> Extract
= = = = =
Optimists cause more harm than good.

Buffalox@lemmy.world on 01 Dec 22:40 next collapse

I hope I’m wrong, but this seems very naive. Just as an example, we just had a report released here in Denmark this week, that stated that AI could replace 100000 civil servants. Denmark is a small country of only 6 million citizens.

Who will run the servers for those AI services? Probably Microsoft or Amazon or some other tech giant.

The truth is the tech Giants are getting bigger and more powerful, Alphabet, Microsoft, Apple, Amazon, Nvidia, TSMC.
These companies are all bigger and more powerful than they were a decade ago.

And just because we can run Linux, and have found a sliver of freedom there, doesn’t really help in the big picture of modern technology.
= = = = =
> Directions for this task
Which companies are named in the thread excerpt? The items that follow are separate material, unrelated to the thread excerpt.
= = = = =
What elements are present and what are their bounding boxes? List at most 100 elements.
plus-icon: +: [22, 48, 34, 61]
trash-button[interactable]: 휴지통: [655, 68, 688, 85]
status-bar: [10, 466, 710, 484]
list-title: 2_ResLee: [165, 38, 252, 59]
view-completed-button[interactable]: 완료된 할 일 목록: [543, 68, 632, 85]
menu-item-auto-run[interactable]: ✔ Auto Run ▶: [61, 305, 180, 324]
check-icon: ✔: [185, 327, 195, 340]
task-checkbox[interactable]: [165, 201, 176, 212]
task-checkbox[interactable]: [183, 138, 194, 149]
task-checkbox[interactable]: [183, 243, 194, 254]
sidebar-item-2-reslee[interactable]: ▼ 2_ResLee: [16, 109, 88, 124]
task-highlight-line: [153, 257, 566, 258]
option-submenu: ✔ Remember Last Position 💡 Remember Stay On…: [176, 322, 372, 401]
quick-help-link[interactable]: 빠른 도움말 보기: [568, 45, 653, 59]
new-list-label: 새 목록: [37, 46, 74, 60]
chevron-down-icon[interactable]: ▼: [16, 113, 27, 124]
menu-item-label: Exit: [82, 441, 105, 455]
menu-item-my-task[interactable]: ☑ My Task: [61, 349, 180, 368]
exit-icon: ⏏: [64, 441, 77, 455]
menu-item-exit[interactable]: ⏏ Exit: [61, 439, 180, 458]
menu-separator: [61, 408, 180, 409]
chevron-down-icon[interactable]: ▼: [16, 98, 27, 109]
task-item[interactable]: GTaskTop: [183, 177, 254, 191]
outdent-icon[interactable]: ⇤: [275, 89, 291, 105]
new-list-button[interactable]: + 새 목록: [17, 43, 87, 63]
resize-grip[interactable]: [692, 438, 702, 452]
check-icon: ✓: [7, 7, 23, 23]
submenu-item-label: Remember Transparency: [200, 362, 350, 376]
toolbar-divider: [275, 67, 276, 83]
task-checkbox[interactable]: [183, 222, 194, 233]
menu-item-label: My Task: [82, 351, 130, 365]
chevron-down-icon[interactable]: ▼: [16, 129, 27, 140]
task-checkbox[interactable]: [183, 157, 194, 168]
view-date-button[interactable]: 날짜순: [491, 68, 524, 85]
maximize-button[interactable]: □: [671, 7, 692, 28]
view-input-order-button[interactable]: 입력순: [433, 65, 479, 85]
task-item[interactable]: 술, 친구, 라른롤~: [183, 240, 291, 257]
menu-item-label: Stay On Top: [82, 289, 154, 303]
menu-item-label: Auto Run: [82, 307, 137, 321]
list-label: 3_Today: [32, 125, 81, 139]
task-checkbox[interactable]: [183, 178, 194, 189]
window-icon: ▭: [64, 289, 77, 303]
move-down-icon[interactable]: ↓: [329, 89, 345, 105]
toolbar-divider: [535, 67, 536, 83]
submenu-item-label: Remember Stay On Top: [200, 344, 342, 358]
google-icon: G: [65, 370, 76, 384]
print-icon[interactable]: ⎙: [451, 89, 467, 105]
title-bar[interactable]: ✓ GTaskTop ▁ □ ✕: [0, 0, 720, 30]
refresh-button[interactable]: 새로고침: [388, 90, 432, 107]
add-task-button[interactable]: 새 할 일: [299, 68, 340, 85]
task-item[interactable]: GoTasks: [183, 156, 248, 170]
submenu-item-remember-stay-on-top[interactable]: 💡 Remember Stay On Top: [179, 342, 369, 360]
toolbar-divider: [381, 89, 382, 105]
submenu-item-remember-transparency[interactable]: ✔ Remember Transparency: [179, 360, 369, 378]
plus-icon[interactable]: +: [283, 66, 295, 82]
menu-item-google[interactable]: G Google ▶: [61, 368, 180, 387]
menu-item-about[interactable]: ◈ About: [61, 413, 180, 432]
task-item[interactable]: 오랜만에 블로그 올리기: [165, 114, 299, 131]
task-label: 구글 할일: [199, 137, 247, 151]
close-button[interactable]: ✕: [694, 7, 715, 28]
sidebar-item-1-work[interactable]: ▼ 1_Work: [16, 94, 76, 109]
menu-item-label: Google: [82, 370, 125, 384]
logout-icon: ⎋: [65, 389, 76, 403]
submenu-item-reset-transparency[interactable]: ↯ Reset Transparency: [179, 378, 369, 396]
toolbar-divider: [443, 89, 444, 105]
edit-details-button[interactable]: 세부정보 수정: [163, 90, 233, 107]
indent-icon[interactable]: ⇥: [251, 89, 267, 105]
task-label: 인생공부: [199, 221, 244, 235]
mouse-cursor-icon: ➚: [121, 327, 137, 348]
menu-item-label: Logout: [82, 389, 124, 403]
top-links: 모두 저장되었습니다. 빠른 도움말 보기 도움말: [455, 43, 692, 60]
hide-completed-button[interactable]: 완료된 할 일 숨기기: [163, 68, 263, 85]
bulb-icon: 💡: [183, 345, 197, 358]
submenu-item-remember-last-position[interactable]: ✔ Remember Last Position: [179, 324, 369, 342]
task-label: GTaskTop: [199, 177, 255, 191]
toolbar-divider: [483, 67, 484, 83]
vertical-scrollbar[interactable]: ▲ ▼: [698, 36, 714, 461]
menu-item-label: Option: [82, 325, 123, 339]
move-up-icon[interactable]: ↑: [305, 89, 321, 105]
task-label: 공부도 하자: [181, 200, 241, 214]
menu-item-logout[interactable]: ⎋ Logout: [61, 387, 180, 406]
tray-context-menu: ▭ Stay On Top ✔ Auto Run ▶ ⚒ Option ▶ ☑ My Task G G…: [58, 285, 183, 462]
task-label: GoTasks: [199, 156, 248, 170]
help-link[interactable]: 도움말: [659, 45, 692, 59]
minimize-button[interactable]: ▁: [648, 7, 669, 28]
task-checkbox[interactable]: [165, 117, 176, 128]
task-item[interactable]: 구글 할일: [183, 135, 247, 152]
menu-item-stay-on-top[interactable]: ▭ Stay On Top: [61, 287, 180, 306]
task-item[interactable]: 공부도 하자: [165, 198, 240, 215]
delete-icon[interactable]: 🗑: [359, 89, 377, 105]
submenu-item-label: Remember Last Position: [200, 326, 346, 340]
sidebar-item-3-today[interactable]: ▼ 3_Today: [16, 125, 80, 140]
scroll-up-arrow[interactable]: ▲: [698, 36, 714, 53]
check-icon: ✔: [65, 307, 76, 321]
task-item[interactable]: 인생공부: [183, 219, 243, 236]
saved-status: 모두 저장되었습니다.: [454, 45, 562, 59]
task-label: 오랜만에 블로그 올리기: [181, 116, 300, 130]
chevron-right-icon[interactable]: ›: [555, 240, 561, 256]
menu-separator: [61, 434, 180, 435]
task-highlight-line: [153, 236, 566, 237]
= = = = =
> Exercise result
Microsoft, Amazon, Alphabet, Apple, Nvidia, TSMC